MATERIAL:
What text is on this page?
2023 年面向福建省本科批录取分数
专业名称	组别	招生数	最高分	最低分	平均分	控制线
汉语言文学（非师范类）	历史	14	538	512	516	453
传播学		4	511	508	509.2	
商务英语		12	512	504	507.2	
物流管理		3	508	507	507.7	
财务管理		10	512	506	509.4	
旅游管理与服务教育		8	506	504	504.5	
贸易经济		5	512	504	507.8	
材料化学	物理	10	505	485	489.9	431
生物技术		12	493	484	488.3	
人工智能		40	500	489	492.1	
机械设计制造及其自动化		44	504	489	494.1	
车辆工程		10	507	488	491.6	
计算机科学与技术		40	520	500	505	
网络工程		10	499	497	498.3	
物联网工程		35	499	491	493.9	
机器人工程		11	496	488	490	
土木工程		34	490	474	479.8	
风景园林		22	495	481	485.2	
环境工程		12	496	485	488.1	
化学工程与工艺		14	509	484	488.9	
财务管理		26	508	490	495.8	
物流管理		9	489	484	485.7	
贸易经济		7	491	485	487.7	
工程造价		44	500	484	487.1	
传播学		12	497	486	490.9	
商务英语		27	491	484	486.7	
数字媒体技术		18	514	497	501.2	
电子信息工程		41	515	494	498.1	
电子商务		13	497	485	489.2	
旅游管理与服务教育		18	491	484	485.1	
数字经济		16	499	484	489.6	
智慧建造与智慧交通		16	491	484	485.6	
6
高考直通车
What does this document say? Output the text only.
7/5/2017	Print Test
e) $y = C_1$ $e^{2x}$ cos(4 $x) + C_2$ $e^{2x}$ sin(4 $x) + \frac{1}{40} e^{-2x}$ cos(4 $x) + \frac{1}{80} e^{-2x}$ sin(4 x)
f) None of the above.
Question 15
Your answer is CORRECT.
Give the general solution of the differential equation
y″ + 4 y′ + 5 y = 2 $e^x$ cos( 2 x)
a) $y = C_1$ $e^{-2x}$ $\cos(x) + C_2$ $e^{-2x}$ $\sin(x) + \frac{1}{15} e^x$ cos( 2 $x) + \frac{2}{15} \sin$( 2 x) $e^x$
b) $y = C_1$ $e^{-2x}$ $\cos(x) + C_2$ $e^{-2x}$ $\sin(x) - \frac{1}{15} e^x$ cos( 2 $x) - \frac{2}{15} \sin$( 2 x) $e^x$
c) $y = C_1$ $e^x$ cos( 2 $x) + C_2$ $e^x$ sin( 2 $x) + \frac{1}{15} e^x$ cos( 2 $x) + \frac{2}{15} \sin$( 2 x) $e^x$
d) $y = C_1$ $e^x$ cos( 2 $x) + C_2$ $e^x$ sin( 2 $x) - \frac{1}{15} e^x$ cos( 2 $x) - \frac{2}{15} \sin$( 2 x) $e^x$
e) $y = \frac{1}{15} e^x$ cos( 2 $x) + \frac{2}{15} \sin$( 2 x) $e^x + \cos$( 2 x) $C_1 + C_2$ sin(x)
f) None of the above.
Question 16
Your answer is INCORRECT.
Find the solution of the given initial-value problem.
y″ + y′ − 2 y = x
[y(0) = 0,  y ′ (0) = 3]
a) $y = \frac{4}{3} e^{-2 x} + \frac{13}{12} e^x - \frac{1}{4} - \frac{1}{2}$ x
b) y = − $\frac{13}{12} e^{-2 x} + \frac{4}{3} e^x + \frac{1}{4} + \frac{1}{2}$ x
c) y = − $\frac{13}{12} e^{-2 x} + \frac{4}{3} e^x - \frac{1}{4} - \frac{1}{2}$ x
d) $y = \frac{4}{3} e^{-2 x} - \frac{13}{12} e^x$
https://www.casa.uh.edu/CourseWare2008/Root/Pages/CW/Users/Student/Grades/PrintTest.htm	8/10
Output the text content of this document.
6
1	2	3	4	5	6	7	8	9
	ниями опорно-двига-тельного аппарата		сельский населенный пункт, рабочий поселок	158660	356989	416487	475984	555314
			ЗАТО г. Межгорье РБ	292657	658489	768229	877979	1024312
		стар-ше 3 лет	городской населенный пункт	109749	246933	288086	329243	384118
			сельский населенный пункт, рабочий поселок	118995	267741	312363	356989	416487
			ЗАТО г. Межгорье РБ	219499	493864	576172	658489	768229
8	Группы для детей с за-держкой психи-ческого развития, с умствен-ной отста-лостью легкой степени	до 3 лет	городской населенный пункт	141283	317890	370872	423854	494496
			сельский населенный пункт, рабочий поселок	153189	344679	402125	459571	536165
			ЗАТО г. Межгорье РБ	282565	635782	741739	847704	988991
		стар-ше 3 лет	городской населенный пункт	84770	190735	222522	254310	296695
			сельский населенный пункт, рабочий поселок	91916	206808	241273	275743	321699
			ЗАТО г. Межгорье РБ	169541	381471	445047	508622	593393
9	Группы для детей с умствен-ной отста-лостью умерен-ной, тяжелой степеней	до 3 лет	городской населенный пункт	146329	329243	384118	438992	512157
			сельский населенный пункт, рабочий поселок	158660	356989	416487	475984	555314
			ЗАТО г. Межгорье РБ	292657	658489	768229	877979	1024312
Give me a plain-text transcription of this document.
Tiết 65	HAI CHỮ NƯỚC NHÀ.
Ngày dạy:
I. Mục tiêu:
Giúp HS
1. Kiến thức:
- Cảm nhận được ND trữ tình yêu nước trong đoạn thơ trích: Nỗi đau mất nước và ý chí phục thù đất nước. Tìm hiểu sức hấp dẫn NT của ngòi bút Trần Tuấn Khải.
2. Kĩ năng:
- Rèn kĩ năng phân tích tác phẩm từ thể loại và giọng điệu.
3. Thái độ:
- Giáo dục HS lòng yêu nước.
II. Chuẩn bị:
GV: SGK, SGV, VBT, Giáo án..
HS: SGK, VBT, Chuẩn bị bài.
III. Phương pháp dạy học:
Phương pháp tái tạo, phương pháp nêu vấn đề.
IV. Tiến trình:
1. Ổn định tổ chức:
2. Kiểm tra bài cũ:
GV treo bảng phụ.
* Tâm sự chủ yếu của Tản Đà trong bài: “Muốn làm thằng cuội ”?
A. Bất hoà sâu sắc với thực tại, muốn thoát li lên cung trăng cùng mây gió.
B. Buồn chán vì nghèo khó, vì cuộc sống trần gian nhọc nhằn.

TASK GOAL:
Send back all of the entries exactly, with nothing missing.

THE RESULT:
What text is on this page?
2023 年面向福建省本科批录取分数
专业名称	组别	招生数	最高分	最低分	平均分	控制线
汉语言文学（非师范类）	历史	14	538	512	516	453
传播学		4	511	508	509.2	
商务英语		12	512	504	507.2	
物流管理		3	508	507	507.7	
财务管理		10	512	506	509.4	
旅游管理与服务教育		8	506	504	504.5	
贸易经济		5	512	504	507.8	
材料化学	物理	10	505	485	489.9	431
生物技术		12	493	484	488.3	
人工智能		40	500	489	492.1	
机械设计制造及其自动化		44	504	489	494.1	
车辆工程		10	507	488	491.6	
计算机科学与技术		40	520	500	505	
网络工程		10	499	497	498.3	
物联网工程		35	499	491	493.9	
机器人工程		11	496	488	490	
土木工程		34	490	474	479.8	
风景园林		22	495	481	485.2	
环境工程		12	496	485	488.1	
化学工程与工艺		14	509	484	488.9	
财务管理		26	508	490	495.8	
物流管理		9	489	484	485.7	
贸易经济		7	491	485	487.7	
工程造价		44	500	484	487.1	
传播学		12	497	486	490.9	
商务英语		27	491	484	486.7	
数字媒体技术		18	514	497	501.2	
电子信息工程		41	515	494	498.1	
电子商务		13	497	485	489.2	
旅游管理与服务教育		18	491	484	485.1	
数字经济		16	499	484	489.6	
智慧建造与智慧交通		16	491	484	485.6	
6
高考直通车
What does this document say? Output the text only.
7/5/2017	Print Test
e) $y = C_1$ $e^{2x}$ cos(4 $x) + C_2$ $e^{2x}$ sin(4 $x) + \frac{1}{40} e^{-2x}$ cos(4 $x) + \frac{1}{80} e^{-2x}$ sin(4 x)
f) None of the above.
Question 15
Your answer is CORRECT.
Give the general solution of the differential equation
y″ + 4 y′ + 5 y = 2 $e^x$ cos( 2 x)
a) $y = C_1$ $e^{-2x}$ $\cos(x) + C_2$ $e^{-2x}$ $\sin(x) + \frac{1}{15} e^x$ cos( 2 $x) + \frac{2}{15} \sin$( 2 x) $e^x$
b) $y = C_1$ $e^{-2x}$ $\cos(x) + C_2$ $e^{-2x}$ $\sin(x) - \frac{1}{15} e^x$ cos( 2 $x) - \frac{2}{15} \sin$( 2 x) $e^x$
c) $y = C_1$ $e^x$ cos( 2 $x) + C_2$ $e^x$ sin( 2 $x) + \frac{1}{15} e^x$ cos( 2 $x) + \frac{2}{15} \sin$( 2 x) $e^x$
d) $y = C_1$ $e^x$ cos( 2 $x) + C_2$ $e^x$ sin( 2 $x) - \frac{1}{15} e^x$ cos( 2 $x) - \frac{2}{15} \sin$( 2 x) $e^x$
e) $y = \frac{1}{15} e^x$ cos( 2 $x) + \frac{2}{15} \sin$( 2 x) $e^x + \cos$( 2 x) $C_1 + C_2$ sin(x)
f) None of the above.
Question 16
Your answer is INCORRECT.
Find the solution of the given initial-value problem.
y″ + y′ − 2 y = x
[y(0) = 0,  y ′ (0) = 3]
a) $y = \frac{4}{3} e^{-2 x} + \frac{13}{12} e^x - \frac{1}{4} - \frac{1}{2}$ x
b) y = − $\frac{13}{12} e^{-2 x} + \frac{4}{3} e^x + \frac{1}{4} + \frac{1}{2}$ x
c) y = − $\frac{13}{12} e^{-2 x} + \frac{4}{3} e^x - \frac{1}{4} - \frac{1}{2}$ x
d) $y = \frac{4}{3} e^{-2 x} - \frac{13}{12} e^x$
https://www.casa.uh.edu/CourseWare2008/Root/Pages/CW/Users/Student/Grades/PrintTest.htm	8/10
Output the text content of this document.
6
1	2	3	4	5	6	7	8	9
	ниями опорно-двига-тельного аппарата		сельский населенный пункт, рабочий поселок	158660	356989	416487	475984	555314
			ЗАТО г. Межгорье РБ	292657	658489	768229	877979	1024312
		стар-ше 3 лет	городской населенный пункт	109749	246933	288086	329243	384118
			сельский населенный пункт, рабочий поселок	118995	267741	312363	356989	416487
			ЗАТО г. Межгорье РБ	219499	493864	576172	658489	768229
8	Группы для детей с за-держкой психи-ческого развития, с умствен-ной отста-лостью легкой степени	до 3 лет	городской населенный пункт	141283	317890	370872	423854	494496
			сельский населенный пункт, рабочий поселок	153189	344679	402125	459571	536165
			ЗАТО г. Межгорье РБ	282565	635782	741739	847704	988991
		стар-ше 3 лет	городской населенный пункт	84770	190735	222522	254310	296695
			сельский населенный пункт, рабочий поселок	91916	206808	241273	275743	321699
			ЗАТО г. Межгорье РБ	169541	381471	445047	508622	593393
9	Группы для детей с умствен-ной отста-лостью умерен-ной, тяжелой степеней	до 3 лет	городской населенный пункт	146329	329243	384118	438992	512157
			сельский населенный пункт, рабочий поселок	158660	356989	416487	475984	555314
			ЗАТО г. Межгорье РБ	292657	658489	768229	877979	1024312
Give me a plain-text transcription of this document.
Tiết 65	HAI CHỮ NƯỚC NHÀ.
Ngày dạy:
I. Mục tiêu:
Giúp HS
1. Kiến thức:
- Cảm nhận được ND trữ tình yêu nước trong đoạn thơ trích: Nỗi đau mất nước và ý chí phục thù đất nước. Tìm hiểu sức hấp dẫn NT của ngòi bút Trần Tuấn Khải.
2. Kĩ năng:
- Rèn kĩ năng phân tích tác phẩm từ thể loại và giọng điệu.
3. Thái độ:
- Giáo dục HS lòng yêu nước.
II. Chuẩn bị:
GV: SGK, SGV, VBT, Giáo án..
HS: SGK, VBT, Chuẩn bị bài.
III. Phương pháp dạy học:
Phương pháp tái tạo, phương pháp nêu vấn đề.
IV. Tiến trình:
1. Ổn định tổ chức:
2. Kiểm tra bài cũ:
GV treo bảng phụ.
* Tâm sự chủ yếu của Tản Đà trong bài: “Muốn làm thằng cuội ”?
A. Bất hoà sâu sắc với thực tại, muốn thoát li lên cung trăng cùng mây gió.
B. Buồn chán vì nghèo khó, vì cuộc sống trần gian nhọc nhằn.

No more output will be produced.